→ GOAL:
Give all of the lines again exactly as they read.
## BEGIN STORED DATA
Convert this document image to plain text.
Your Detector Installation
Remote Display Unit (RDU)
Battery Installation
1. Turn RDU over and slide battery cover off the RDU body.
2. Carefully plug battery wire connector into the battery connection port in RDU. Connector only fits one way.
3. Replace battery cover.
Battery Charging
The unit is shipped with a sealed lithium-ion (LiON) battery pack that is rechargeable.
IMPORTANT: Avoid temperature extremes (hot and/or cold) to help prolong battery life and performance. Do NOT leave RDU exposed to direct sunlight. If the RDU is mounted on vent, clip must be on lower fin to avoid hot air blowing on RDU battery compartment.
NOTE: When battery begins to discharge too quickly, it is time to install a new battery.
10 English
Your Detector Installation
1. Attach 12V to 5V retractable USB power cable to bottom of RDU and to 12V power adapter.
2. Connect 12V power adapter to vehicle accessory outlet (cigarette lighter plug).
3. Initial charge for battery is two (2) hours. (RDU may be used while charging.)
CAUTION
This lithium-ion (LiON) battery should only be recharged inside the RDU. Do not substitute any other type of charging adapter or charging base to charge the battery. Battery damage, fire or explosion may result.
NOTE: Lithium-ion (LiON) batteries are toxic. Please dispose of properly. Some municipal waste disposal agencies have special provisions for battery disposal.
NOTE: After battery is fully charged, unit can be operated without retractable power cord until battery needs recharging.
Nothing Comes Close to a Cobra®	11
## END STORED DATA
→ THE REPLY:
Convert this document image to plain text.
Your Detector Installation
Remote Display Unit (RDU)
Battery Installation
1. Turn RDU over and slide battery cover off the RDU body.
2. Carefully plug battery wire connector into the battery connection port in RDU. Connector only fits one way.
3. Replace battery cover.
Battery Charging
The unit is shipped with a sealed lithium-ion (LiON) battery pack that is rechargeable.
IMPORTANT: Avoid temperature extremes (hot and/or cold) to help prolong battery life and performance. Do NOT leave RDU exposed to direct sunlight. If the RDU is mounted on vent, clip must be on lower fin to avoid hot air blowing on RDU battery compartment.
NOTE: When battery begins to discharge too quickly, it is time to install a new battery.
10 English
Your Detector Installation
1. Attach 12V to 5V retractable USB power cable to bottom of RDU and to 12V power adapter.
2. Connect 12V power adapter to vehicle accessory outlet (cigarette lighter plug).
3. Initial charge for battery is two (2) hours. (RDU may be used while charging.)
CAUTION
This lithium-ion (LiON) battery should only be recharged inside the RDU. Do not substitute any other type of charging adapter or charging base to charge the battery. Battery damage, fire or explosion may result.
NOTE: Lithium-ion (LiON) batteries are toxic. Please dispose of properly. Some municipal waste disposal agencies have special provisions for battery disposal.
NOTE: After battery is fully charged, unit can be operated without retractable power cord until battery needs recharging.
Nothing Comes Close to a Cobra®	11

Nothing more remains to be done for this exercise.